Instructions for the task
Look for "Octave" in each line of the entries, and return the matching lines.

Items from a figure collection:
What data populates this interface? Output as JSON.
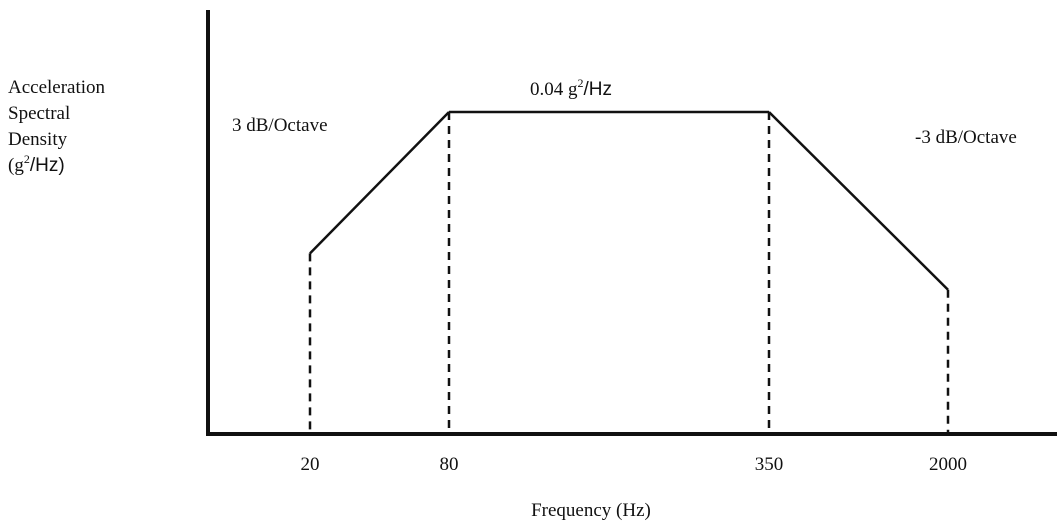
{
  "chart_data": {
    "type": "line",
    "title": "",
    "xlabel": "Frequency (Hz)",
    "ylabel": {
      "line1": "Acceleration",
      "line2": "Spectral",
      "line3": "Density",
      "line4_prefix": "(g",
      "line4_sup": "2",
      "line4_suffix": "/Hz)"
    },
    "x_scale": "log",
    "x_ticks": [
      "20",
      "80",
      "350",
      "2000"
    ],
    "points": [
      {
        "x": 20,
        "y": 0.01
      },
      {
        "x": 80,
        "y": 0.04
      },
      {
        "x": 350,
        "y": 0.04
      },
      {
        "x": 2000,
        "y": 0.007
      }
    ],
    "annotations": {
      "left_slope": "3 dB/Octave",
      "right_slope": "-3 dB/Octave",
      "plateau": {
        "value": "0.04 g",
        "sup": "2",
        "unit": "/Hz"
      }
    },
    "dashed_drop_lines": true,
    "grid": false,
    "legend": "none",
    "line_color": "#111111"
  }
}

Task response
      "left_slope": "3 dB/Octave",
      "right_slope": "-3 dB/Octave",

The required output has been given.